> **TASK OBJECTIVE**: Could you quote, word for word, every line of the records below from the first line through the line that contains "arrow-up-icon — [663, 402, 669, 416]", including that line?

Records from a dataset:
....
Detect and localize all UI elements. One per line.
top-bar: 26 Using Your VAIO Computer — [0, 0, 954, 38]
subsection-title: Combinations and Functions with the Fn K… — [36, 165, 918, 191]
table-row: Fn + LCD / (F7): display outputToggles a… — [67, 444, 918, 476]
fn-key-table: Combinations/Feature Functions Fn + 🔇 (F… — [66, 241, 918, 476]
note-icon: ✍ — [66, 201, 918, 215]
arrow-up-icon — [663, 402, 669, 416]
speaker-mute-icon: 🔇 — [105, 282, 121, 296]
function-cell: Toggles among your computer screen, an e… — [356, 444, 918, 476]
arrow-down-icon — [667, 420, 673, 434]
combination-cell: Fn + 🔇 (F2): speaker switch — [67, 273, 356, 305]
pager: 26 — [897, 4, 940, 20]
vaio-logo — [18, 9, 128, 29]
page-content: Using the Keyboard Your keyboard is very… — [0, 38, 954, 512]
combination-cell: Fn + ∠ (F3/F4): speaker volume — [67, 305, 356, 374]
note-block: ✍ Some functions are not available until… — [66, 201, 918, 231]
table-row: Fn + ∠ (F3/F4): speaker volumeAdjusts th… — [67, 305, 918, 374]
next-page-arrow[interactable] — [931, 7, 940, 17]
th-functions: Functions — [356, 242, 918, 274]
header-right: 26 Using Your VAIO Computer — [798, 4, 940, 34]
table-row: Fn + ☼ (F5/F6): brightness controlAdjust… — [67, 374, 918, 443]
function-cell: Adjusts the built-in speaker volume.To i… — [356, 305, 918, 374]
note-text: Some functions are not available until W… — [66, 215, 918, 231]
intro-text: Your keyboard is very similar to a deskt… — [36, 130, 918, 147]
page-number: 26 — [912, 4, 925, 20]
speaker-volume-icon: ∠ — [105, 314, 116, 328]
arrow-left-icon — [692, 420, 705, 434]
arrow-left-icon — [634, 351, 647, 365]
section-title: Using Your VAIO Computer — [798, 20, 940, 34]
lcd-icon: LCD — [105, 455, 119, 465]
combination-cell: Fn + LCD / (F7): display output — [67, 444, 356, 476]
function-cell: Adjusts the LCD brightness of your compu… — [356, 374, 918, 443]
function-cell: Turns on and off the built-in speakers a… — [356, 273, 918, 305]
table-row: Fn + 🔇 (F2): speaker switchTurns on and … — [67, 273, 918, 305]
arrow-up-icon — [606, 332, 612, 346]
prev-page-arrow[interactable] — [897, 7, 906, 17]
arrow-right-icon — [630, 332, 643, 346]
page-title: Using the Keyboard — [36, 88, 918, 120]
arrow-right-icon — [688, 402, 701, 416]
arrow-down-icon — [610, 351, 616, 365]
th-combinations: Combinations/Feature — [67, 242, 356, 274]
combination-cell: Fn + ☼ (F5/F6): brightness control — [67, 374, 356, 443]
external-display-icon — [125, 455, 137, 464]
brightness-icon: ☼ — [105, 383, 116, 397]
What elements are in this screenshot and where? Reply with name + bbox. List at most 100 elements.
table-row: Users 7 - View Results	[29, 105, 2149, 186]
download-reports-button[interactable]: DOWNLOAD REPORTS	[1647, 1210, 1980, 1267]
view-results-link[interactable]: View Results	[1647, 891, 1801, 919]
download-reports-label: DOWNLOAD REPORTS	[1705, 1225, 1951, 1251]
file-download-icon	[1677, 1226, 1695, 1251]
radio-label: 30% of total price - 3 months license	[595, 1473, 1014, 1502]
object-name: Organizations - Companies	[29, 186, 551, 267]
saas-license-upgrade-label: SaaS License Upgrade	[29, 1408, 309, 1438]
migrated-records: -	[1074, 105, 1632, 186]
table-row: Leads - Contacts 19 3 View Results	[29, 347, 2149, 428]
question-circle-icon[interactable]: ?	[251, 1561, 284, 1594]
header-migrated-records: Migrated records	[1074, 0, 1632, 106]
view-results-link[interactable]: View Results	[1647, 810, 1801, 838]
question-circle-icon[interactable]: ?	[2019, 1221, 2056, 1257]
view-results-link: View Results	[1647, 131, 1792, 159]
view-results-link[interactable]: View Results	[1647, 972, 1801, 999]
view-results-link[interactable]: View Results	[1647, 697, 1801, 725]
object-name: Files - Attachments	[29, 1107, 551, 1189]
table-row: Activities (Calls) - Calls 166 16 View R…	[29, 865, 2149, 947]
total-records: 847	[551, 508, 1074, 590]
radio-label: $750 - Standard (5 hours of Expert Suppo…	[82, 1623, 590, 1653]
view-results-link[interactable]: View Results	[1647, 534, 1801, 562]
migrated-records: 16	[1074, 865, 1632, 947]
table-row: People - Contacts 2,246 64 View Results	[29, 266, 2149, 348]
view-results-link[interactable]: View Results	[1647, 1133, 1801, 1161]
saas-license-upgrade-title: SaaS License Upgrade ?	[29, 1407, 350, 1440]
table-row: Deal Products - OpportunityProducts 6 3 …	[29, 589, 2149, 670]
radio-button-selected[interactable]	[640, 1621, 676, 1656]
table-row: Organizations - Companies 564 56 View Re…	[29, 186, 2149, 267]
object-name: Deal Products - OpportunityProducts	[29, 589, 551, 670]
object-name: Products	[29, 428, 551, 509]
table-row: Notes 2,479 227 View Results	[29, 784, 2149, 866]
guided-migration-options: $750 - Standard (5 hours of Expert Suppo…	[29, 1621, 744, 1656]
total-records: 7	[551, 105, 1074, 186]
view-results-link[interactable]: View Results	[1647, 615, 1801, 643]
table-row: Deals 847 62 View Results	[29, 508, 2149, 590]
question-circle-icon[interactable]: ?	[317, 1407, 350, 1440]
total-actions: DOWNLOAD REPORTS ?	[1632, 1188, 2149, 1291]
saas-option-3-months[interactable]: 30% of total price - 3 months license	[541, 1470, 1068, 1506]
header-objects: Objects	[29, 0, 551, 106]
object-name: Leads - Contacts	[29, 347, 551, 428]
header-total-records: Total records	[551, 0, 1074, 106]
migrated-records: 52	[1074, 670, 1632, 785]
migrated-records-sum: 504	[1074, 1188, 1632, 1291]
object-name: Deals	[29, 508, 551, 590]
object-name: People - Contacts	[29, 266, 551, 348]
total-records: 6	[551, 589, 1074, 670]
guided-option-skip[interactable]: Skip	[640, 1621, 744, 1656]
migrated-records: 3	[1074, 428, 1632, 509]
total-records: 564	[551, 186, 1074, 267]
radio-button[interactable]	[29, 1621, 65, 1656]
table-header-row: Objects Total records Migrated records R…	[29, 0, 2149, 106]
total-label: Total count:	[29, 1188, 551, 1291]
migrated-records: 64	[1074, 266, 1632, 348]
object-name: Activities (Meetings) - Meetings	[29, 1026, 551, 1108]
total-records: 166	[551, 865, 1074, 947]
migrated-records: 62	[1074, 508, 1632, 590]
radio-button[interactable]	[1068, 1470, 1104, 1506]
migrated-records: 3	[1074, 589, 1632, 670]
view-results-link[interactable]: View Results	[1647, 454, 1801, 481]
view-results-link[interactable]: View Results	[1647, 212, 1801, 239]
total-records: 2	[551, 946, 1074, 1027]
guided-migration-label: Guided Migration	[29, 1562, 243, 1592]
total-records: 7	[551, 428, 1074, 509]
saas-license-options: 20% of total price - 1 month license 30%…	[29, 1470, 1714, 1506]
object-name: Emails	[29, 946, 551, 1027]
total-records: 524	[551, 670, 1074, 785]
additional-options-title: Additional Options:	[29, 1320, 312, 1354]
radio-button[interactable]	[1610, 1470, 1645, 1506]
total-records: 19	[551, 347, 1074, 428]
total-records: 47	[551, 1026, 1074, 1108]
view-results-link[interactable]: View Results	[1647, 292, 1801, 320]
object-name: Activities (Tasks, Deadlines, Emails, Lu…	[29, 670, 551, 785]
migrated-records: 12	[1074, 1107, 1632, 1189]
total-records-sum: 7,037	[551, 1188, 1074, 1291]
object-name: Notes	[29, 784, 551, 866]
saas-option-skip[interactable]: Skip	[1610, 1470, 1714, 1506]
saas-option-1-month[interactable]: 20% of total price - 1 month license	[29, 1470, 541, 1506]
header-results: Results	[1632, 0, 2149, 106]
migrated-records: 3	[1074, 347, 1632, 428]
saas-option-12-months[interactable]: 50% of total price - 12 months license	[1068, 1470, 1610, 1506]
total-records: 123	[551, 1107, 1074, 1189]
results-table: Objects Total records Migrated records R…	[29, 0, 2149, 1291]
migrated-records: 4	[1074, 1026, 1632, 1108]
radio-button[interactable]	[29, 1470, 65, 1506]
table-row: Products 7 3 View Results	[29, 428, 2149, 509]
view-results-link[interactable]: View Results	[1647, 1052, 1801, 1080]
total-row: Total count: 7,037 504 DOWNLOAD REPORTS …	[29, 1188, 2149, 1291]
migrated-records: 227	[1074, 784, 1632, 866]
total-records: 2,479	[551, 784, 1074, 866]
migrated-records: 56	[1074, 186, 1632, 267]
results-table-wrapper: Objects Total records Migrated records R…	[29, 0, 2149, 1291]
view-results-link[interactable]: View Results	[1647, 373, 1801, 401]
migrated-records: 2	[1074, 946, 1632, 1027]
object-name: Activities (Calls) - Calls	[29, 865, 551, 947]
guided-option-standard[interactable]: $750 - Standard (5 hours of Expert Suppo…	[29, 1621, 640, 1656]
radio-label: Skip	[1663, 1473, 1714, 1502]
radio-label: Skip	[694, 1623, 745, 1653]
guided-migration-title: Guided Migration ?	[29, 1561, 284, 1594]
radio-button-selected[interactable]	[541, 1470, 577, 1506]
....
> **SOLUTION FOR THIS PROBLEM**:
Detect and localize all UI elements. One per line.
top-bar: 26 Using Your VAIO Computer — [0, 0, 954, 38]
subsection-title: Combinations and Functions with the Fn K… — [36, 165, 918, 191]
table-row: Fn + LCD / (F7): display outputToggles a… — [67, 444, 918, 476]
fn-key-table: Combinations/Feature Functions Fn + 🔇 (F… — [66, 241, 918, 476]
note-icon: ✍ — [66, 201, 918, 215]
arrow-up-icon — [663, 402, 669, 416]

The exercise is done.